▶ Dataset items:
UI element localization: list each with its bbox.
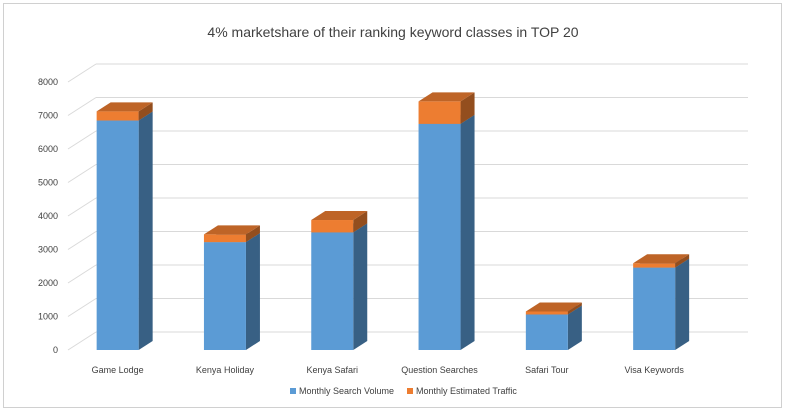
- bar-side: [460, 92, 475, 124]
- bar-front: [633, 263, 676, 268]
- y-tick-label: 5000: [38, 178, 58, 188]
- bar-side: [567, 302, 582, 315]
- gridline-diagonal: [67, 63, 97, 83]
- bar-kenya-holiday-estimated-traffic: [203, 225, 260, 243]
- bar-side: [675, 258, 690, 350]
- bar-front: [96, 120, 139, 351]
- bar-side: [138, 102, 153, 121]
- bar-kenya-safari-search-volume: [311, 223, 368, 350]
- bar-visa-keywords-estimated-traffic: [633, 254, 690, 268]
- bar-front: [311, 232, 354, 350]
- y-tick-label: 1000: [38, 312, 58, 322]
- bar-top: [633, 254, 690, 264]
- bar-top: [203, 225, 260, 235]
- x-tick-label: Kenya Holiday: [196, 365, 255, 375]
- legend: Monthly Search Volume Monthly Estimated T…: [290, 386, 517, 396]
- bar-visa-keywords-search-volume: [633, 258, 690, 350]
- bar-side: [138, 111, 153, 351]
- bar-game-lodge-estimated-traffic: [96, 102, 153, 121]
- gridline-diagonal: [67, 164, 97, 183]
- x-tick-label: Kenya Safari: [306, 365, 358, 375]
- y-axis: 0 1000 2000 3000 4000 5000 6000 7000 8000: [38, 77, 58, 355]
- bar-top: [525, 302, 582, 312]
- gridline-diagonal: [67, 331, 97, 351]
- bar-front: [203, 234, 246, 243]
- bar-question-searches-estimated-traffic: [418, 92, 475, 124]
- bars: [96, 92, 690, 351]
- x-tick-label: Visa Keywords: [624, 365, 684, 375]
- y-tick-label: 7000: [38, 111, 58, 121]
- bar-side: [245, 233, 260, 350]
- y-tick-label: 3000: [38, 245, 58, 255]
- bar-side: [460, 114, 475, 350]
- bar-front: [525, 314, 568, 350]
- gridline-diagonal: [67, 231, 97, 250]
- bar-side: [353, 211, 368, 233]
- bar-kenya-holiday-search-volume: [203, 233, 260, 350]
- chart-title: 4% marketshare of their ranking keyword …: [207, 24, 578, 40]
- gridline-diagonal: [67, 97, 97, 116]
- gridline-diagonal: [67, 264, 97, 284]
- x-tick-label: Game Lodge: [92, 365, 144, 375]
- bar-side: [353, 223, 368, 350]
- legend-swatch: [290, 388, 296, 394]
- bar-top: [418, 92, 475, 102]
- bar-side: [245, 225, 260, 243]
- legend-label: Monthly Search Volume: [299, 386, 394, 396]
- gridline-diagonal: [67, 130, 97, 150]
- bar-top: [96, 102, 153, 112]
- bar-front: [311, 220, 354, 233]
- legend-label: Monthly Estimated Traffic: [416, 386, 517, 396]
- bar-front: [633, 267, 676, 350]
- gridline-diagonal: [67, 298, 97, 317]
- x-tick-label: Safari Tour: [525, 365, 568, 375]
- bar-front: [96, 111, 139, 121]
- bar-kenya-safari-estimated-traffic: [311, 211, 368, 233]
- gridline-diagonal: [67, 197, 97, 217]
- bar-front: [418, 101, 461, 124]
- y-tick-label: 8000: [38, 77, 58, 87]
- y-tick-label: 4000: [38, 211, 58, 221]
- y-tick-label: 6000: [38, 144, 58, 154]
- x-axis: Game Lodge Kenya Holiday Kenya Safari Quest…: [92, 365, 685, 375]
- bar-side: [675, 254, 690, 268]
- y-tick-label: 2000: [38, 278, 58, 288]
- x-tick-label: Question Searches: [401, 365, 478, 375]
- bar-game-lodge-search-volume: [96, 111, 153, 351]
- bar-top: [311, 211, 368, 221]
- bar-question-searches-search-volume: [418, 114, 475, 350]
- bar-safari-tour-estimated-traffic: [525, 302, 582, 315]
- legend-swatch: [407, 388, 413, 394]
- bar-side: [567, 305, 582, 350]
- bar-front: [525, 311, 568, 315]
- bar-front: [418, 123, 461, 350]
- y-tick-label: 0: [53, 345, 58, 355]
- bar-front: [203, 242, 246, 350]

▶ OBJECTIVE: Reproduce every line of the data above word for word, omitting the pictures from your answer.

▶ ANSWER:
UI element localization: list each with its bbox.
- bar-side: [460, 92, 475, 124]
- bar-front: [633, 263, 676, 268]
- y-tick-label: 5000: [38, 178, 58, 188]
- bar-side: [567, 302, 582, 315]
- gridline-diagonal: [67, 63, 97, 83]
- bar-kenya-holiday-estimated-traffic: [203, 225, 260, 243]
- bar-side: [675, 258, 690, 350]
- bar-front: [96, 120, 139, 351]
- bar-side: [138, 102, 153, 121]
- bar-kenya-safari-search-volume: [311, 223, 368, 350]
- bar-visa-keywords-estimated-traffic: [633, 254, 690, 268]
- bar-front: [311, 232, 354, 350]
- y-tick-label: 1000: [38, 312, 58, 322]
- bar-top: [633, 254, 690, 264]
- bar-top: [203, 225, 260, 235]
- x-tick-label: Kenya Holiday: [196, 365, 255, 375]
- legend: Monthly Search Volume Monthly Estimated T…: [290, 386, 517, 396]
- bar-visa-keywords-search-volume: [633, 258, 690, 350]
- bar-side: [138, 111, 153, 351]
- bar-game-lodge-estimated-traffic: [96, 102, 153, 121]
- gridline-diagonal: [67, 164, 97, 183]
- x-tick-label: Kenya Safari: [306, 365, 358, 375]
- y-axis: 0 1000 2000 3000 4000 5000 6000 7000 8000: [38, 77, 58, 355]
- bar-top: [525, 302, 582, 312]
- gridline-diagonal: [67, 331, 97, 351]
- bar-front: [203, 234, 246, 243]
- bar-question-searches-estimated-traffic: [418, 92, 475, 124]
- bars: [96, 92, 690, 351]
- x-tick-label: Visa Keywords: [624, 365, 684, 375]
- y-tick-label: 7000: [38, 111, 58, 121]
- bar-side: [245, 233, 260, 350]
- y-tick-label: 3000: [38, 245, 58, 255]
- bar-side: [460, 114, 475, 350]
- bar-front: [525, 314, 568, 350]
- gridline-diagonal: [67, 231, 97, 250]
- bar-side: [353, 211, 368, 233]
- bar-kenya-holiday-search-volume: [203, 233, 260, 350]
- chart-title: 4% marketshare of their ranking keyword …: [207, 24, 578, 40]
- gridline-diagonal: [67, 97, 97, 116]
- gridline-diagonal: [67, 264, 97, 284]
- x-tick-label: Game Lodge: [92, 365, 144, 375]
- bar-side: [353, 223, 368, 350]
- legend-swatch: [290, 388, 296, 394]
- bar-top: [418, 92, 475, 102]
- bar-side: [245, 225, 260, 243]
- legend-label: Monthly Search Volume: [299, 386, 394, 396]
- gridline-diagonal: [67, 130, 97, 150]
- bar-top: [96, 102, 153, 112]
- bar-front: [311, 220, 354, 233]
- legend-label: Monthly Estimated Traffic: [416, 386, 517, 396]
- bar-front: [633, 267, 676, 350]
- gridline-diagonal: [67, 298, 97, 317]
- x-tick-label: Safari Tour: [525, 365, 568, 375]
- bar-front: [96, 111, 139, 121]
- bar-kenya-safari-estimated-traffic: [311, 211, 368, 233]
- gridline-diagonal: [67, 197, 97, 217]
- bar-front: [418, 101, 461, 124]
- y-tick-label: 8000: [38, 77, 58, 87]
- y-tick-label: 4000: [38, 211, 58, 221]
- y-tick-label: 6000: [38, 144, 58, 154]
- x-axis: Game Lodge Kenya Holiday Kenya Safari Quest…: [92, 365, 685, 375]
- bar-side: [675, 254, 690, 268]
- y-tick-label: 2000: [38, 278, 58, 288]
- x-tick-label: Question Searches: [401, 365, 478, 375]
- bar-game-lodge-search-volume: [96, 111, 153, 351]
- bar-top: [311, 211, 368, 221]
- bar-question-searches-search-volume: [418, 114, 475, 350]
- bar-safari-tour-estimated-traffic: [525, 302, 582, 315]
- legend-swatch: [407, 388, 413, 394]
- bar-side: [567, 305, 582, 350]
- bar-front: [525, 311, 568, 315]
- bar-front: [418, 123, 461, 350]
- y-tick-label: 0: [53, 345, 58, 355]
- bar-front: [203, 242, 246, 350]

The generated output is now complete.